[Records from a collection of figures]
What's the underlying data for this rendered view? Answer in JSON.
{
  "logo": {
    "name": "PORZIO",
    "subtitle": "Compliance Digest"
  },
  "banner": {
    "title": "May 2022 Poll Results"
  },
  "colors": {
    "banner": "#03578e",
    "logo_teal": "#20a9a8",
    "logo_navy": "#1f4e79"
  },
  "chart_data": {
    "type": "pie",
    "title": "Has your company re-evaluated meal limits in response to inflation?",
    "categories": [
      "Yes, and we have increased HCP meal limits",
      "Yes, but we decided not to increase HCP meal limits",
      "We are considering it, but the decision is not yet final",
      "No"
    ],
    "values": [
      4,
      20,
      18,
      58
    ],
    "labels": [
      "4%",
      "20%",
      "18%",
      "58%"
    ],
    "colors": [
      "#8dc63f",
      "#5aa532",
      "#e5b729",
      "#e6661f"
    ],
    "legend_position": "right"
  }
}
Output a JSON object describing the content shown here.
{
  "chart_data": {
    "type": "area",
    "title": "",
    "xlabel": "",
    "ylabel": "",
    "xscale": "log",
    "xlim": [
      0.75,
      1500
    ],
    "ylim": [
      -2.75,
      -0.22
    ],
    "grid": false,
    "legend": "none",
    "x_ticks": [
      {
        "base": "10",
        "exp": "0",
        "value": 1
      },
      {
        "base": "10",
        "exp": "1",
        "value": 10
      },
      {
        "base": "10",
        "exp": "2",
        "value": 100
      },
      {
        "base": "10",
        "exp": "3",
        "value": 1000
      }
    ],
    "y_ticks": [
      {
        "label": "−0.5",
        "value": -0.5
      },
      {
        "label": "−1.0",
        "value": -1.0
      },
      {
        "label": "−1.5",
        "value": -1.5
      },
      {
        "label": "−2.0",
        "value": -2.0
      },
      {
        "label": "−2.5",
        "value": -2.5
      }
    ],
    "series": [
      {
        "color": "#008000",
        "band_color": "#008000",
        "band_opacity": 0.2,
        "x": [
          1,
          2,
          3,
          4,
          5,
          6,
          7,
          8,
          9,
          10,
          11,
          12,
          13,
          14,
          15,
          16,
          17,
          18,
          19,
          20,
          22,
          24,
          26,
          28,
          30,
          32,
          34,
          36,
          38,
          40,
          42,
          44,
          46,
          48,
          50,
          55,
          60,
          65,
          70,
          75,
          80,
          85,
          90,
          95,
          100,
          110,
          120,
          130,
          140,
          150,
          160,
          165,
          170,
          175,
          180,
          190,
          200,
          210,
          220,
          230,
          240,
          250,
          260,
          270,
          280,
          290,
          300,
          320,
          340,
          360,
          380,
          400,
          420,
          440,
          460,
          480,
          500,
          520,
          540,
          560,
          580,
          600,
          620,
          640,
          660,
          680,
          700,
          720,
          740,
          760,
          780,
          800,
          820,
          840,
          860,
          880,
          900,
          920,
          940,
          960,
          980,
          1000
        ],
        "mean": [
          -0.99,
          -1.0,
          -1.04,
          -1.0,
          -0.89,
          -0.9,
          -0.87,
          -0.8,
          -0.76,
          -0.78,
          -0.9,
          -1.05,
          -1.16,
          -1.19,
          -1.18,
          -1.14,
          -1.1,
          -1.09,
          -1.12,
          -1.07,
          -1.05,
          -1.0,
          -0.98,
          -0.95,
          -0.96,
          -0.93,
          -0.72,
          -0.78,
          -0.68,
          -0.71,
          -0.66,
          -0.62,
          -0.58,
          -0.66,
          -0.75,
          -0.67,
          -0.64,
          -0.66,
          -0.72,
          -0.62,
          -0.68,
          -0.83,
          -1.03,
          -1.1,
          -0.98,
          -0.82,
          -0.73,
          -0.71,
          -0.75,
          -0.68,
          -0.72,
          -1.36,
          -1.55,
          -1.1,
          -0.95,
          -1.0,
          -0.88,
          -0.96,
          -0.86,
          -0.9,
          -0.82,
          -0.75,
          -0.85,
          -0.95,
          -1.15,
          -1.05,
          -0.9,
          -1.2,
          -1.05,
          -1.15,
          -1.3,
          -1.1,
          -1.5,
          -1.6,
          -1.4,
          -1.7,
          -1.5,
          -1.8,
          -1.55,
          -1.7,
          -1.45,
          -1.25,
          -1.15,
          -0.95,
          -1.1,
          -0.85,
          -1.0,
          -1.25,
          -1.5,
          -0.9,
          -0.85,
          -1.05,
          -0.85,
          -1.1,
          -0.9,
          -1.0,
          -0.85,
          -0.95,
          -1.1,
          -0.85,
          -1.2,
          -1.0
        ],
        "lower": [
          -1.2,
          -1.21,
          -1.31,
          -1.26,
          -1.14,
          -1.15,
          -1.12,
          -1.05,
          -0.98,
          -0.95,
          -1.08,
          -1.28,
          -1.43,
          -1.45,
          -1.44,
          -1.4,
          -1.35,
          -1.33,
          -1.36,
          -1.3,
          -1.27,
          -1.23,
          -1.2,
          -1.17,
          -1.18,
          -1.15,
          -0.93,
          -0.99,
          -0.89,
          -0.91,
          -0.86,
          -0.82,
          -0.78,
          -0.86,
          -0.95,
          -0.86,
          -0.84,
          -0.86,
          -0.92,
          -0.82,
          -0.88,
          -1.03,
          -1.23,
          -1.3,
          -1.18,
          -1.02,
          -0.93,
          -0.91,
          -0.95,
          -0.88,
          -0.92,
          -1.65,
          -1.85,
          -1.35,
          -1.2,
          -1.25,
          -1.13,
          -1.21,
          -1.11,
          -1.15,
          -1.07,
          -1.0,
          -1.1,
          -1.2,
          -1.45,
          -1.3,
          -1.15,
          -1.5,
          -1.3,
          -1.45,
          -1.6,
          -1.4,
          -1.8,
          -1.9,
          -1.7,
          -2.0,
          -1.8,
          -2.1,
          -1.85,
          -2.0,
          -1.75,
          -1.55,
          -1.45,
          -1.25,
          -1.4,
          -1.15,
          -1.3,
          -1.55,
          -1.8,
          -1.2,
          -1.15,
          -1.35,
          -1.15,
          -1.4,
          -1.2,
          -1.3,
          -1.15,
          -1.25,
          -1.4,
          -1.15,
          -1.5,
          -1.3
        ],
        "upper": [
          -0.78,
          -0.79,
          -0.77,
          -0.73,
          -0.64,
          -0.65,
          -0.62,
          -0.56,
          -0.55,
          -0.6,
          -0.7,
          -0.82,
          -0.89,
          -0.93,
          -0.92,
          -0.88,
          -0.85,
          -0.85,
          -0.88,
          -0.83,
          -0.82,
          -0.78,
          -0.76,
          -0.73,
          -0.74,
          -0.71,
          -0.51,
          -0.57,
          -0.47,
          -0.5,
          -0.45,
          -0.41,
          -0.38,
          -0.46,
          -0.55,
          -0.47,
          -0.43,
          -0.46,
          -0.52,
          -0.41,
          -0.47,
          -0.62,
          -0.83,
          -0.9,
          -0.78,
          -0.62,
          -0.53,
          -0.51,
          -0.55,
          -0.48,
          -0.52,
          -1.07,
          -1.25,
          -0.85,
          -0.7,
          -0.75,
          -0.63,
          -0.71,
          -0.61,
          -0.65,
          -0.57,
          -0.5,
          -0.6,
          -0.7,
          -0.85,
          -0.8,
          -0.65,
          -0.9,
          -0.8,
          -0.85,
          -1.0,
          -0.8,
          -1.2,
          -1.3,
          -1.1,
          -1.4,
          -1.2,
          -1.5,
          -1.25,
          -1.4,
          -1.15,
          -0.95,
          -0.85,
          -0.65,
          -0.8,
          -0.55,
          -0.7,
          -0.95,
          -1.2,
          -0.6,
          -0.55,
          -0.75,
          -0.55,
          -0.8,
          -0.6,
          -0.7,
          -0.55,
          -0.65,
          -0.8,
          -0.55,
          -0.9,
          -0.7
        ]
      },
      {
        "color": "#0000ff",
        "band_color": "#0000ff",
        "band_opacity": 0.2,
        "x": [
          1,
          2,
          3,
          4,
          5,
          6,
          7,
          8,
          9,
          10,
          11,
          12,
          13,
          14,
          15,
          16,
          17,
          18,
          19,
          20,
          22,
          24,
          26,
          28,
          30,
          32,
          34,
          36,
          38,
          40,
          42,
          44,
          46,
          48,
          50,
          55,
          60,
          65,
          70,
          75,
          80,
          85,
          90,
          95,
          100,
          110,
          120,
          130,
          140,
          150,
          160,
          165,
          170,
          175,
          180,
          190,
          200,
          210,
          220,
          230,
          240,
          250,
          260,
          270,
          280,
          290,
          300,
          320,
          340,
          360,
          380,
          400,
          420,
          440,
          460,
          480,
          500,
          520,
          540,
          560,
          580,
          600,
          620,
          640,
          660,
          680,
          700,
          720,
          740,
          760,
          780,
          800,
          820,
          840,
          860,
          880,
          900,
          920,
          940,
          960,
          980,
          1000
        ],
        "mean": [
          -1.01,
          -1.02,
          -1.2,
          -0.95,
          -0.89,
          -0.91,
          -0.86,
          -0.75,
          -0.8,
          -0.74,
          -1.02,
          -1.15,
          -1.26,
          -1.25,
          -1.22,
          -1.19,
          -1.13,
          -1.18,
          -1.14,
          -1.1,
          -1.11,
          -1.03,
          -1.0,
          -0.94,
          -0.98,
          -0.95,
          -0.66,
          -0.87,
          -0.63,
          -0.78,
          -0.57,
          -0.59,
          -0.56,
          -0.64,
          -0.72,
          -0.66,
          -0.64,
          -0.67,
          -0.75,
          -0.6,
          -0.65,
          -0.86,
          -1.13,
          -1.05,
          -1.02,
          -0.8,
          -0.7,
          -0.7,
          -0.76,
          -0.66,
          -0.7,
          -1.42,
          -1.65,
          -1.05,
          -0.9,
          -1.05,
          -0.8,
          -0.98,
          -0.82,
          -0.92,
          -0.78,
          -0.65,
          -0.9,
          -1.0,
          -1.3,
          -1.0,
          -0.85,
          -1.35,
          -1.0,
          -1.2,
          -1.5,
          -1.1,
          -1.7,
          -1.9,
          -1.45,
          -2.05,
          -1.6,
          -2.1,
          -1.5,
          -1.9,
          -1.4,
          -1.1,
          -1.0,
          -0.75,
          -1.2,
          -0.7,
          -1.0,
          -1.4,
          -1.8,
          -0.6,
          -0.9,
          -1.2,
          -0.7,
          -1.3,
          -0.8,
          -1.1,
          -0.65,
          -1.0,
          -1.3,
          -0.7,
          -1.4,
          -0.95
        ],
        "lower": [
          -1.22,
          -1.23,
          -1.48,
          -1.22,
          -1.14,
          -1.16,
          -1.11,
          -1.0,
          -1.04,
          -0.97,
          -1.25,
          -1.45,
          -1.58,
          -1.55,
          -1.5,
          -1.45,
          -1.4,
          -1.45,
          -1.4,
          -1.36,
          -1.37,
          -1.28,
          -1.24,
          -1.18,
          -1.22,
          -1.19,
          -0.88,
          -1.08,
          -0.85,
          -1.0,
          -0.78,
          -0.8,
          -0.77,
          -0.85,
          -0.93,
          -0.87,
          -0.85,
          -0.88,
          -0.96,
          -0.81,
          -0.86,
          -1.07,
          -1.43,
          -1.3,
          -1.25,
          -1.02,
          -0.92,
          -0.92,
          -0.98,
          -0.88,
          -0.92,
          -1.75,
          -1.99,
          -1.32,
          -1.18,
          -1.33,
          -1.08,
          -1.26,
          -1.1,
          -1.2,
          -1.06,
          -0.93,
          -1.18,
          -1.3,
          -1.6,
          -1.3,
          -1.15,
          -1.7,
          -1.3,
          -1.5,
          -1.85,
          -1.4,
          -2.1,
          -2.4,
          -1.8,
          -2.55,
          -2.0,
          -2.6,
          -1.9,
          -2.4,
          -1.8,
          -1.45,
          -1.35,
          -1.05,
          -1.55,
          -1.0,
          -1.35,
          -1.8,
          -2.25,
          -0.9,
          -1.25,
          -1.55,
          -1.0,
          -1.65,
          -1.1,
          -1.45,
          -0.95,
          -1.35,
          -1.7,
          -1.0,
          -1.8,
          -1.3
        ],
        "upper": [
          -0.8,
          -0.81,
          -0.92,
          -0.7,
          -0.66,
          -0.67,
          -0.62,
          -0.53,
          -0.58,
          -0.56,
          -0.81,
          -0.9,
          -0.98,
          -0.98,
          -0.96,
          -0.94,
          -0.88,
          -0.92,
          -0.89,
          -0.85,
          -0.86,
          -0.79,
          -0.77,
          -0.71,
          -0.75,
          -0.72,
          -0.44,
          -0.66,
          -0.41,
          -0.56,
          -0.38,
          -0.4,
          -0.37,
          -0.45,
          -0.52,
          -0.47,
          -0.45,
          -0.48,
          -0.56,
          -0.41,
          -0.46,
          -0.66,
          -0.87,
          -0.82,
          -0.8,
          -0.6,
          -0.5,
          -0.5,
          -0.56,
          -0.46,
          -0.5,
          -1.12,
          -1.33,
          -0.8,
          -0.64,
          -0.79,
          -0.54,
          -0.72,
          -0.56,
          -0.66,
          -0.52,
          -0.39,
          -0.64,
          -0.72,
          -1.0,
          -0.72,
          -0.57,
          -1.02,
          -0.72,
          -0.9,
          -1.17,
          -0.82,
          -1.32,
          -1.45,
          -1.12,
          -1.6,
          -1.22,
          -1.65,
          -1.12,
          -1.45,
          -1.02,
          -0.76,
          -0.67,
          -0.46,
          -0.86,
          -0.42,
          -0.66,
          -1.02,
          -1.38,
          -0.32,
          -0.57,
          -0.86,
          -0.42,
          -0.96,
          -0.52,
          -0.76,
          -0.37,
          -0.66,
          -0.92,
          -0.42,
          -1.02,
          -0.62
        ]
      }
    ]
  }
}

**WORK TO BE COMPLETED**
What number of lines in the records contain the word "meal"? Answer with that number alone.

**TASK OUTPUT**
3